Our participants were mainly positive about the ReSPECT process. They felt it supported person-centred care, created an opportunity for a person wishes to be heard and recorded, and provided a backup to the advocacy of carers. However, enthusiasm was tempered by doubts about the ReSPECT process given their previous negative experiences of disability discrimination in healthcare. Suggestions were made to reasonably adjust the process of making a plan to support people with a learning disability to be involved and to ensure plans contributed to improved person-centred care in an emergency.
Family carers spoke about ReSPECT as a safety net if an emergency happened and they were not available. However, given their long history of fighting for the rights of their child or sibling, often in response to healthcare professionals' behaviour and attitudes they felt their role as advocate remained vital. ReSPECT was seen as secondary to their personal communication with the clinicians making treatment decisions for the person they cared for. Studies with older adult carers in settings other than health such as housing have also found resistance to engaging in future planning conversations31,32. Carers may struggle to delegate responsibility for care to any person or process after years of acting as the main advocate for their adult child. However, findings suggest that, if done sensitively, carers can welcome the reassurance such planning provides33.
Family carer participants’ previous experiences of discrimination within the health care system led to a lack of confidence that a ReSPECT plan would be accessed and followed, and hence a lack of trust in the process. Their negative experiences of health care resonate with previously published accounts including the Confidential Inquiry into Premature deaths of people with a Learning Disability (CIPOLD), the subsequent LeDeR reports and the mistakes in care that necessitated the creation of the Oliver McGowan mandatory training4,7,34–36. Concerns about inappropriate use of DNACPR recommendations including lack of consultation, support and accessible information for people with a learning disability were highlighted in the Care Quality Commission’s review of DNACPR decision-making during the COVID 19 pandemic37. Analogies to the Hospital Passport scheme by people with a learning disability and family carer participants raised concerns that a patient held plan would not be asked for and, if provided, would not be read and adhered to, in an emergency. McCormick et al. found similar concerns in their interview study of the use of a Health and Social Care Passport in Northern Ireland38. In addition, participants with a learning disability expressed concern that assumptions would be made about their capacity, or lack thereof, to participate in the ReSPECT planning process. Similar concerns about assumptions around capacity, and poor compliance with capacity assessment requirements in health care decision-making for people with a learning disability were found in a 2019 systematic review of studies evaluating how health and social care professionals assess mental capacity39.
Workshop participants with lived experience of a learning disability focused primarily on the reasonable adjustments that were needed to support the conversation to complete a ReSPECT plan. They specified generic adjustments which they were not currently getting but that would be reasonable to comply with the Accessible Information Standard (https://www.england.nhs.uk/about/equality/equality-hub/patient-equalities-programme/equality-frameworks-and-information-standards/accessibleinfo/) and would be good practice in any primary care appointment, for example Easy Read/alternative format, double appointments, accessible communication from practices. In addition, they expressed a range of personal preferences for communication and adaptations to the ReSPECT process that would best be identified though a discussion with the person and a supporter. Guidelines for the development of reasonable adjustments for people with a learning disability to support equity of access to health care have been produced in other specific areas such as diabetes care40 (see for example How to make reasonable adjustments to diabetes care for adults with a learning disability, www.diabetes.org.uk/learning-disability).

○ ○ ○ ○ ○ ○ ○

_Task list_:
1. Answer these questions from the ReSPECT discussion.
(a) What did family carers call ReSPECT for an emergency when they were not available?
(b) Whose review of DNACPR decision-making during the COVID 19 pandemic highlighted concerns about inappropriate use of DNACPR recommendations?
(c) In what specific area of care does the ReSPECT discussion say guidelines for reasonable adjustments have been produced?
2. Decide whether each statement agrees with the ReSPECT discussion.
(a) Family carers valued ReSPECT above their personal communication with clinicians.
(b) McCormick et al. studied a Health and Social Care Passport in Northern Ireland.
(c) Double appointments are given as an example of a generic adjustment.
3. Reproduce the stretch of the ReSPECT discussion from "Family carers spoke" through "such planning provides33.".

○ ○ ○ ○ ○ ○ ○

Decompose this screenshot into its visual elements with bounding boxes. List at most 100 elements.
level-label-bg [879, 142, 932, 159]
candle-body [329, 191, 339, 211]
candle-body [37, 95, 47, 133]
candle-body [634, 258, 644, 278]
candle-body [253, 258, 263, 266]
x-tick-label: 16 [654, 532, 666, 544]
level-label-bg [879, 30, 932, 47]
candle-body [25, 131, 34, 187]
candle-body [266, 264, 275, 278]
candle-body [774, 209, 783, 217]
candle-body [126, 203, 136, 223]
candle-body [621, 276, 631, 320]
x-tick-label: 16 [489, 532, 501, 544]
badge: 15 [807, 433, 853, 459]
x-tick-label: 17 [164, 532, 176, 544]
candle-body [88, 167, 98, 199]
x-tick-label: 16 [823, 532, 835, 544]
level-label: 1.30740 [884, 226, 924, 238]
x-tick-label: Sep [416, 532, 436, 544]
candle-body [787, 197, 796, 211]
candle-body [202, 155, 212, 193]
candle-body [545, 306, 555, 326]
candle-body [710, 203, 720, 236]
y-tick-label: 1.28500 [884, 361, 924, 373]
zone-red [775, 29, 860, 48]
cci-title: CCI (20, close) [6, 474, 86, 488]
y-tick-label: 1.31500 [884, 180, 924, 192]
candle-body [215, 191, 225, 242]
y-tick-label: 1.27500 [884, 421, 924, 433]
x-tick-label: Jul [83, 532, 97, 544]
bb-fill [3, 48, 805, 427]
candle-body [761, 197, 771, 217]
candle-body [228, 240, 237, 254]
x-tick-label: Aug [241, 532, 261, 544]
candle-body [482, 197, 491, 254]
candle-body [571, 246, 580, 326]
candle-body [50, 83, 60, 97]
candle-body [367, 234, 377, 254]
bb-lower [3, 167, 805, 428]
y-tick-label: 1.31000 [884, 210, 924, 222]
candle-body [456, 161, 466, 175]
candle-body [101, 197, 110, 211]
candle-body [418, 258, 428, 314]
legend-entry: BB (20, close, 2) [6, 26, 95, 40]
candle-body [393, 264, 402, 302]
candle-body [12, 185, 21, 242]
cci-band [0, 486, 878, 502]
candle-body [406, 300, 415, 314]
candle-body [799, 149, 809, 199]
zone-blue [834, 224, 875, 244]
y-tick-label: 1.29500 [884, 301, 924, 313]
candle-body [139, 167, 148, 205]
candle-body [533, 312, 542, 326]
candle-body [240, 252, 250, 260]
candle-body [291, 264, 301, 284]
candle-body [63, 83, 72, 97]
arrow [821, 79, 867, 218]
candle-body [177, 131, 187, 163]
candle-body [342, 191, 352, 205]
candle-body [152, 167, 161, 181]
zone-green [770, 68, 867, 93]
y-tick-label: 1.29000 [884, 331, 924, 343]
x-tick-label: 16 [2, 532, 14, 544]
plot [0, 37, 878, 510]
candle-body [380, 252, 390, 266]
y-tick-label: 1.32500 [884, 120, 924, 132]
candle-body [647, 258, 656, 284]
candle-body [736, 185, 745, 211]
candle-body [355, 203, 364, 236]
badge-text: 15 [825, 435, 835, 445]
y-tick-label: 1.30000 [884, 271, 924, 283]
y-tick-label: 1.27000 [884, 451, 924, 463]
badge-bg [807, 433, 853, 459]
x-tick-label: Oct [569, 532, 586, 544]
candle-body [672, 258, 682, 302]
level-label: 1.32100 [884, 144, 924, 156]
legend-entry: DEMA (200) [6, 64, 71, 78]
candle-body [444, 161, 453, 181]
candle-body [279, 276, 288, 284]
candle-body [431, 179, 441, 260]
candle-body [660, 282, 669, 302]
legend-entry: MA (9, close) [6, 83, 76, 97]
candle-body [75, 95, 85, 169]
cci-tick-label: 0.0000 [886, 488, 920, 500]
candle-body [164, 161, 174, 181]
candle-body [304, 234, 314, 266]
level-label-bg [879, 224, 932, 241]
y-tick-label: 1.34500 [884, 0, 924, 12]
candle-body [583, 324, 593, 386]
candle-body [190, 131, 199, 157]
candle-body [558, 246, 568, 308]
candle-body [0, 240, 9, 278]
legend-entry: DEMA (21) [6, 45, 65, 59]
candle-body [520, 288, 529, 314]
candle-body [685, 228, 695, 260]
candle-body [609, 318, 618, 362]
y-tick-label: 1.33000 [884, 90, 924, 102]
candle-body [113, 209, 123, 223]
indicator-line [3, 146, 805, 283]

○ ○ ○ ○ ○ ○ ○

_Task-by-task solutions_:
1.
(a) A safety net.
(b) The Care Quality Commission's.
(c) Diabetes care.

2.
(a) No: "ReSPECT was seen as secondary to their personal communication with the clinicians making treatment decisions for the person they cared for."
(b) Yes: "McCormick et al. found similar concerns in their interview study of the use of a Health and Social Care Passport in Northern Ireland"
(c) Yes: "for example Easy Read/alternative format, double appointments, accessible communication from practices"

3.
Family carers spoke about ReSPECT as a safety net if an emergency happened and they were not available. However, given their long history of fighting for the rights of their child or sibling, often in response to healthcare professionals' behaviour and attitudes they felt their role as advocate remained vital. ReSPECT was seen as secondary to their personal communication with the clinicians making treatment decisions for the person they cared for. Studies with older adult carers in settings other than health such as housing have also found resistance to engaging in future planning conversations31,32. Carers may struggle to delegate responsibility for care to any person or process after years of acting as the main advocate for their adult child. However, findings suggest that, if done sensitively, carers can welcome the reassurance such planning provides33.